┌──
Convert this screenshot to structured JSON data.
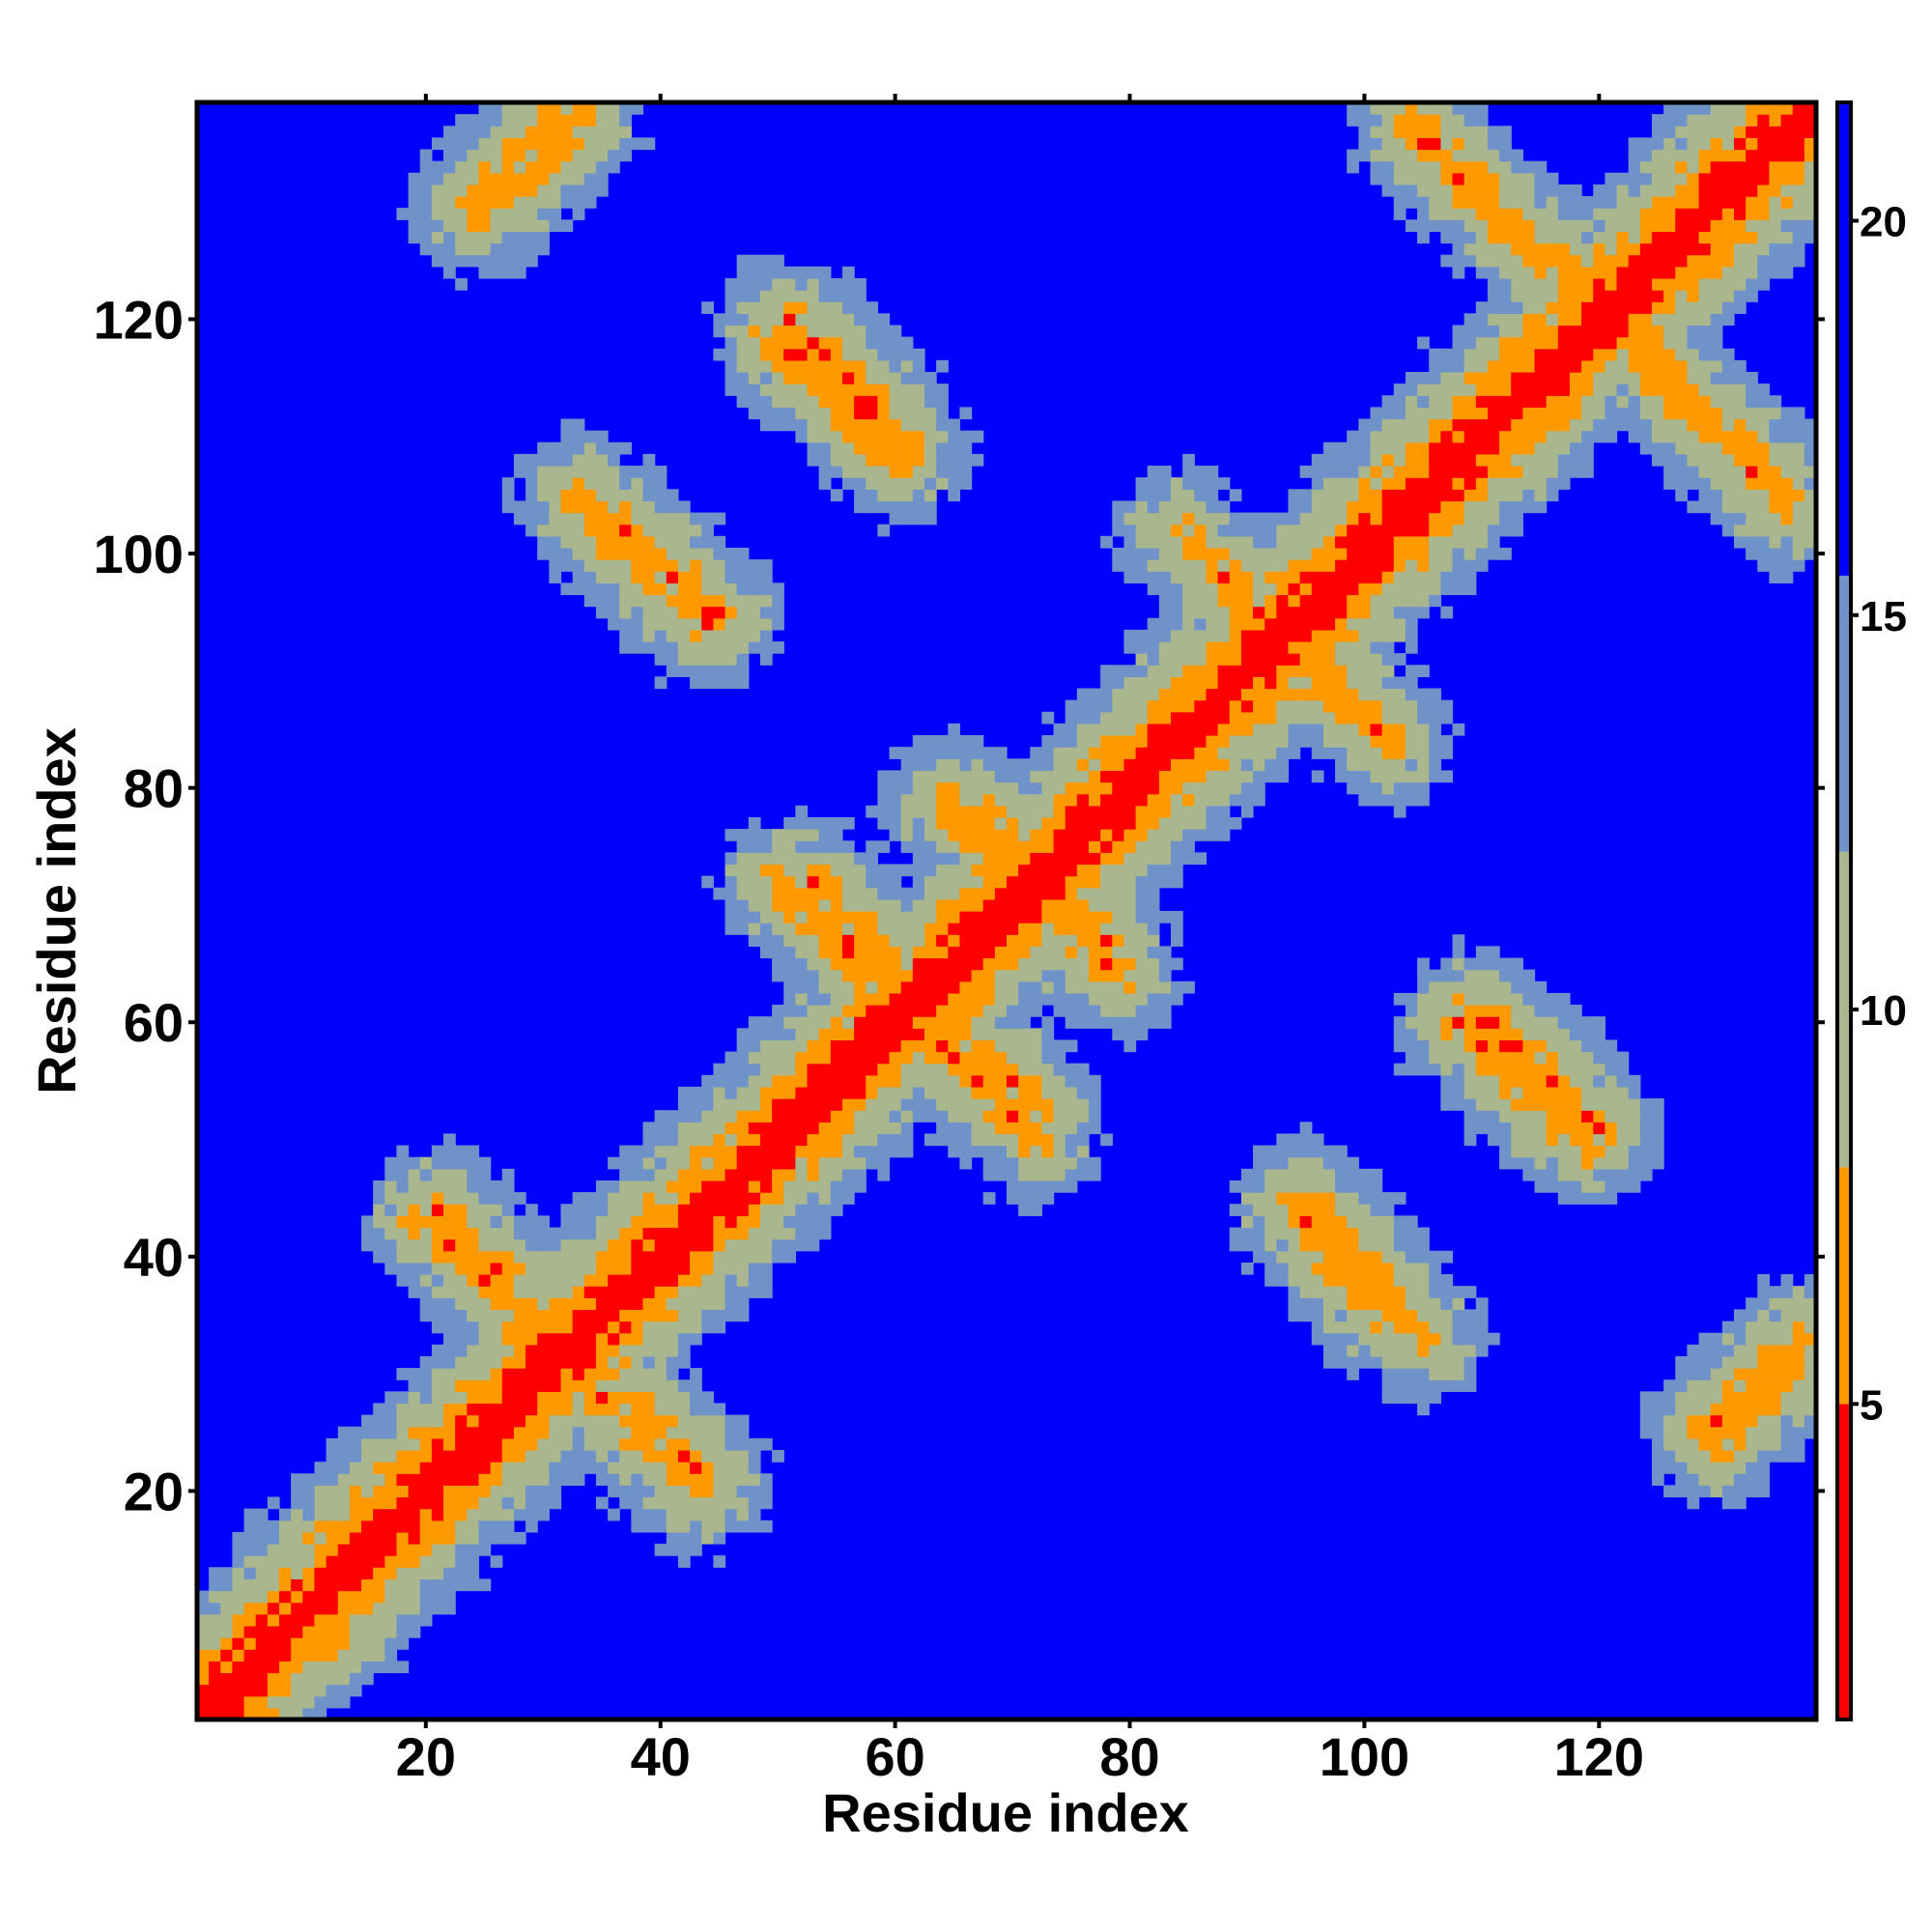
{
  "chart_data": {
    "type": "heatmap",
    "title": "",
    "xlabel": "Residue index",
    "ylabel": "Residue index",
    "xlim": [
      1,
      138
    ],
    "ylim": [
      1,
      138
    ],
    "n_residues": 138,
    "x_ticks": [
      20,
      40,
      60,
      80,
      100,
      120
    ],
    "y_ticks": [
      20,
      40,
      60,
      80,
      100,
      120
    ],
    "x_tick_labels": [
      "20",
      "40",
      "60",
      "80",
      "100",
      "120"
    ],
    "y_tick_labels": [
      "20",
      "40",
      "60",
      "80",
      "100",
      "120"
    ],
    "colorbar": {
      "ticks": [
        5,
        10,
        15,
        20
      ],
      "tick_labels": [
        "5",
        "10",
        "15",
        "20"
      ],
      "range": [
        1,
        21.5
      ],
      "placement": "right"
    },
    "background_color": "#0000ff",
    "colors": {
      "close": "#ff0000",
      "near": "#ff9900",
      "medium": "#a9b68e",
      "far": "#6f93c8",
      "cutoff": "#0000ff"
    },
    "structure": {
      "diagonal": {
        "value": 1.5
      },
      "symmetric_contact_bands": [
        {
          "i_from": 20,
          "j_from": 43,
          "i_to": 26,
          "j_to": 37,
          "min": 6
        },
        {
          "i_from": 21,
          "j_from": 44,
          "i_to": 27,
          "j_to": 38,
          "min": 6
        },
        {
          "i_from": 26,
          "j_from": 37,
          "i_to": 34,
          "j_to": 28,
          "min": 6
        },
        {
          "i_from": 31,
          "j_from": 137,
          "i_to": 24,
          "j_to": 130,
          "min": 6
        },
        {
          "i_from": 35,
          "j_from": 102,
          "i_to": 44,
          "j_to": 94,
          "min": 6
        },
        {
          "i_from": 36,
          "j_from": 103,
          "i_to": 45,
          "j_to": 95,
          "min": 6
        },
        {
          "i_from": 50,
          "j_from": 119,
          "i_to": 59,
          "j_to": 110,
          "min": 6
        },
        {
          "i_from": 51,
          "j_from": 120,
          "i_to": 60,
          "j_to": 111,
          "min": 6
        },
        {
          "i_from": 52,
          "j_from": 71,
          "i_to": 60,
          "j_to": 63,
          "min": 6
        },
        {
          "i_from": 53,
          "j_from": 72,
          "i_to": 61,
          "j_to": 64,
          "min": 6
        },
        {
          "i_from": 62,
          "j_from": 60,
          "i_to": 72,
          "j_to": 50,
          "min": 6
        },
        {
          "i_from": 67,
          "j_from": 78,
          "i_to": 74,
          "j_to": 71,
          "min": 6
        },
        {
          "i_from": 72,
          "j_from": 71,
          "i_to": 79,
          "j_to": 64,
          "min": 6
        },
        {
          "i_from": 84,
          "j_from": 102,
          "i_to": 90,
          "j_to": 95,
          "min": 6
        },
        {
          "i_from": 95,
          "j_from": 91,
          "i_to": 102,
          "j_to": 84,
          "min": 6
        },
        {
          "i_from": 95,
          "j_from": 44,
          "i_to": 104,
          "j_to": 34,
          "min": 6
        },
        {
          "i_from": 96,
          "j_from": 43,
          "i_to": 105,
          "j_to": 33,
          "min": 6
        },
        {
          "i_from": 104,
          "j_from": 136,
          "i_to": 120,
          "j_to": 121,
          "min": 6
        },
        {
          "i_from": 105,
          "j_from": 135,
          "i_to": 121,
          "j_to": 120,
          "min": 6
        },
        {
          "i_from": 108,
          "j_from": 60,
          "i_to": 118,
          "j_to": 50,
          "min": 6
        },
        {
          "i_from": 109,
          "j_from": 61,
          "i_to": 119,
          "j_to": 51,
          "min": 6
        },
        {
          "i_from": 121,
          "j_from": 120,
          "i_to": 135,
          "j_to": 106,
          "min": 6
        },
        {
          "i_from": 129,
          "j_from": 25,
          "i_to": 137,
          "j_to": 33,
          "min": 6
        }
      ]
    }
  }
}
└──
- **DIRECTIONS FOR THIS TASK**:
Your answer should be a single number: the count of lines in the entries that contain the word "index".

- **REPLY TO THE TASK**:
2